What this task involves: Identify each line below that contains the word "leading", and copy it out.

Stored rows:

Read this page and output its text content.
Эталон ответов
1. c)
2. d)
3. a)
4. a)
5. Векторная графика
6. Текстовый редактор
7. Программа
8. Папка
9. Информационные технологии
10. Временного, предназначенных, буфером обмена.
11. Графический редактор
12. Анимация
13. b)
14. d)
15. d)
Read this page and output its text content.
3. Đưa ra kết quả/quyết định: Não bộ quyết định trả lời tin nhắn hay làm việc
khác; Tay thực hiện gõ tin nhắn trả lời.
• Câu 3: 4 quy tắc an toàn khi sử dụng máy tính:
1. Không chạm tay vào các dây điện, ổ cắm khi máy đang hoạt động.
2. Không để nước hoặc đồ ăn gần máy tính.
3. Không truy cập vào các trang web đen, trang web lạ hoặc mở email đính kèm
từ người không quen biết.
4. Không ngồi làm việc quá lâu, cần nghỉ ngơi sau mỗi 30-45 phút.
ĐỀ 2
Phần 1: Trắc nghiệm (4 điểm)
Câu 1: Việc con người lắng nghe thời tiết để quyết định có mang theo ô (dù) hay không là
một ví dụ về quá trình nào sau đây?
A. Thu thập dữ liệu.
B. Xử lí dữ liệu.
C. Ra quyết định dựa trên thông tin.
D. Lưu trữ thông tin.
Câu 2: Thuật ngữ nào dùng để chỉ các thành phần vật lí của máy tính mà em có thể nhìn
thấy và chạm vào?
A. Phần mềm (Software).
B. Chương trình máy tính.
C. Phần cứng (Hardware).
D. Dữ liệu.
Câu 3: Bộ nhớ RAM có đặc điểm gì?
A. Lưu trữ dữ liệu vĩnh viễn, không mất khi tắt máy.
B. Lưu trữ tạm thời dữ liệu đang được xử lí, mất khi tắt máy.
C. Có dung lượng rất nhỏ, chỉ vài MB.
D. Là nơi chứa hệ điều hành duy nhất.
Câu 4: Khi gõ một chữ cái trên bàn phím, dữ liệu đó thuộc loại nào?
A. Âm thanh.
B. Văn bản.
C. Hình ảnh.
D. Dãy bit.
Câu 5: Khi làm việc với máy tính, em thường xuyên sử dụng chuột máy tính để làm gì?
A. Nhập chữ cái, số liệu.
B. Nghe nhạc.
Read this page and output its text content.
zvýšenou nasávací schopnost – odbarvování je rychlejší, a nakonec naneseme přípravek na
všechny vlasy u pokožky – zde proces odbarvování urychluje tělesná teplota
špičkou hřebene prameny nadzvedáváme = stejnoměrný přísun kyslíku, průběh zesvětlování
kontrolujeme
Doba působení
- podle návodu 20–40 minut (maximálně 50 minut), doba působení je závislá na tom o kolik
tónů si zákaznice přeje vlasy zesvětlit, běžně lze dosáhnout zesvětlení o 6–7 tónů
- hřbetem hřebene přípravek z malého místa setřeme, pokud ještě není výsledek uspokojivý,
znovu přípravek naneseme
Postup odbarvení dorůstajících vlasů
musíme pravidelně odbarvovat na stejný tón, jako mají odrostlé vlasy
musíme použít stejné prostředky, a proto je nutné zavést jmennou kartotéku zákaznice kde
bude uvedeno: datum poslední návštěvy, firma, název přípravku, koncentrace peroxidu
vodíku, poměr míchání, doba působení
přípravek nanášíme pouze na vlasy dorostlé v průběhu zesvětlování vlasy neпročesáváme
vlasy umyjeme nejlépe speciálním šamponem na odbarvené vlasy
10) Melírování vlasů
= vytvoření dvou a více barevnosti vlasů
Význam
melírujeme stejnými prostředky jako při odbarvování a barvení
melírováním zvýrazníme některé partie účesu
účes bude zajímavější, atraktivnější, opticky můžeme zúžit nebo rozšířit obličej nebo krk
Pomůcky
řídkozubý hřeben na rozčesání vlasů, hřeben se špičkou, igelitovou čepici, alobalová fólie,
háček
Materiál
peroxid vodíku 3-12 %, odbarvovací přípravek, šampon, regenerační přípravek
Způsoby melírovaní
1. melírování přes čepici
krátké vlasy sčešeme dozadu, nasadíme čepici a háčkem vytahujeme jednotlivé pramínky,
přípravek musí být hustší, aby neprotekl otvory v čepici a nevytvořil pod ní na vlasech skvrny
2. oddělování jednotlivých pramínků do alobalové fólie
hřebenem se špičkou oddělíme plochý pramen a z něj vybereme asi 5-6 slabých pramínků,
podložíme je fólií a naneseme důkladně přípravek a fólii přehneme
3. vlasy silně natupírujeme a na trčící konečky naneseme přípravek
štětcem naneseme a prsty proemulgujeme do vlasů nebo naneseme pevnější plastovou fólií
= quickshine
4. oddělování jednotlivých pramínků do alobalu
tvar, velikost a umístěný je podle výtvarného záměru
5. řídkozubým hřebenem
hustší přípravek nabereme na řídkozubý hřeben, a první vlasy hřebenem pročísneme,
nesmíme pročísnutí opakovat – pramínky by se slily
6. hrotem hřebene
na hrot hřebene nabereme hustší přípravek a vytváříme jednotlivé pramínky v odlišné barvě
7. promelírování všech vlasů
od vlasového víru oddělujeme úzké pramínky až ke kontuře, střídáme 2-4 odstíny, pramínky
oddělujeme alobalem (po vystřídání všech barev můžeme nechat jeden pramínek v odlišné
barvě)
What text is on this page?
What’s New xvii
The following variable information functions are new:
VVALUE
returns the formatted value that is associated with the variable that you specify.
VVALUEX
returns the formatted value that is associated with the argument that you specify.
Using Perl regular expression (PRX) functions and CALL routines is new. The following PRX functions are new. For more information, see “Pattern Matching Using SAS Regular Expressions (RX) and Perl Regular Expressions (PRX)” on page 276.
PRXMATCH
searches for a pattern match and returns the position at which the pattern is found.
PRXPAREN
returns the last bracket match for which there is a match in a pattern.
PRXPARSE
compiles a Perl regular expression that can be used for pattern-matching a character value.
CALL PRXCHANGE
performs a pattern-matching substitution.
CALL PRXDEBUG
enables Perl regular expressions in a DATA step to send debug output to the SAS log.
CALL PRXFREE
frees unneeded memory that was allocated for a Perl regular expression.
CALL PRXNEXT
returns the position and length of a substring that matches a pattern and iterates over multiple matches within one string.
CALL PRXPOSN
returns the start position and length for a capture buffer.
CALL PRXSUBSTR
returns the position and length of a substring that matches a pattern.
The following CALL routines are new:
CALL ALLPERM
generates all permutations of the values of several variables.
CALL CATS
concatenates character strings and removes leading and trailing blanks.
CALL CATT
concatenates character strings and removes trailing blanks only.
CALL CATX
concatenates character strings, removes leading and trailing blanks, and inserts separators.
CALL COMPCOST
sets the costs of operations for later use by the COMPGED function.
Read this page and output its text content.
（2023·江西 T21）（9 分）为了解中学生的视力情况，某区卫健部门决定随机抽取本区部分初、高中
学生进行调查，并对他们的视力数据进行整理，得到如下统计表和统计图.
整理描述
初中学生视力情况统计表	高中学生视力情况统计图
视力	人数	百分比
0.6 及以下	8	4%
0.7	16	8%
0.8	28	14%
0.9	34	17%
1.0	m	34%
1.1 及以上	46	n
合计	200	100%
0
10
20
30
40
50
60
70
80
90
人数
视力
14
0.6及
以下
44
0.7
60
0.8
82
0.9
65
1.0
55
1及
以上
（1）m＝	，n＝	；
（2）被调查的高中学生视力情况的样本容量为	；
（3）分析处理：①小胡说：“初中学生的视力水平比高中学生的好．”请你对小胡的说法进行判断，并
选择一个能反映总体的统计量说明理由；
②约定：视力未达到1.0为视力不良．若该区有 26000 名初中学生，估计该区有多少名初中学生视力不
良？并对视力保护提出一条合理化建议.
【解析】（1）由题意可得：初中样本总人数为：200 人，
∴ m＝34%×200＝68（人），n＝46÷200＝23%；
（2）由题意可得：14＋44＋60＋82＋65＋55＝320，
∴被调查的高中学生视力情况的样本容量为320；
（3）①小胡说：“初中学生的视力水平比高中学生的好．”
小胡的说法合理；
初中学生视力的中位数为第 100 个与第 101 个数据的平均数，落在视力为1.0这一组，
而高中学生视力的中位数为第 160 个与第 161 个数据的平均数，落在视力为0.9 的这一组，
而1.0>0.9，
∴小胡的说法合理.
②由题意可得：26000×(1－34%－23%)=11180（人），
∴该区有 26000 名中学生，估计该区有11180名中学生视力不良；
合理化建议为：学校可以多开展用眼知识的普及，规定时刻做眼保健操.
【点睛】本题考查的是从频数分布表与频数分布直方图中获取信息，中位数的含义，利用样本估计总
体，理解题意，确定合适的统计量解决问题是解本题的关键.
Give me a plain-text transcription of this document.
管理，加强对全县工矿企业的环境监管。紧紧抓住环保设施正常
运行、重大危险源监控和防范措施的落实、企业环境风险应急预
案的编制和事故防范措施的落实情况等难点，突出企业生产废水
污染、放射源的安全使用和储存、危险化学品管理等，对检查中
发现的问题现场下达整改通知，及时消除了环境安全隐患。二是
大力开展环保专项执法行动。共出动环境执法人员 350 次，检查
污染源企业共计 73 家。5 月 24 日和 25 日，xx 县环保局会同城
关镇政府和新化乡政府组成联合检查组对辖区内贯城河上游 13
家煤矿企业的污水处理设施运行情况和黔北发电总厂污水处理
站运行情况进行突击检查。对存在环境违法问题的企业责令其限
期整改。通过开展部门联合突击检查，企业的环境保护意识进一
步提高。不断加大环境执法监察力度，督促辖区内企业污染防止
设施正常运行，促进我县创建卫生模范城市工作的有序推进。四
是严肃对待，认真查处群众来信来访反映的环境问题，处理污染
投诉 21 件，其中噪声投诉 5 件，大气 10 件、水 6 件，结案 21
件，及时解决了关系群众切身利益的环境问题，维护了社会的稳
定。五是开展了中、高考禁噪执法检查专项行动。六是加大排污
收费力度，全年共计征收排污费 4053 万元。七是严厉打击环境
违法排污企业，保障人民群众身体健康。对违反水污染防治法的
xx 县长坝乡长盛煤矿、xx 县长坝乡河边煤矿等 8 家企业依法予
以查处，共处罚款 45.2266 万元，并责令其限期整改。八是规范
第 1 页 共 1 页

Result:
concatenates character strings and removes leading and trailing blanks.
concatenates character strings, removes leading and trailing blanks, and inserts separators.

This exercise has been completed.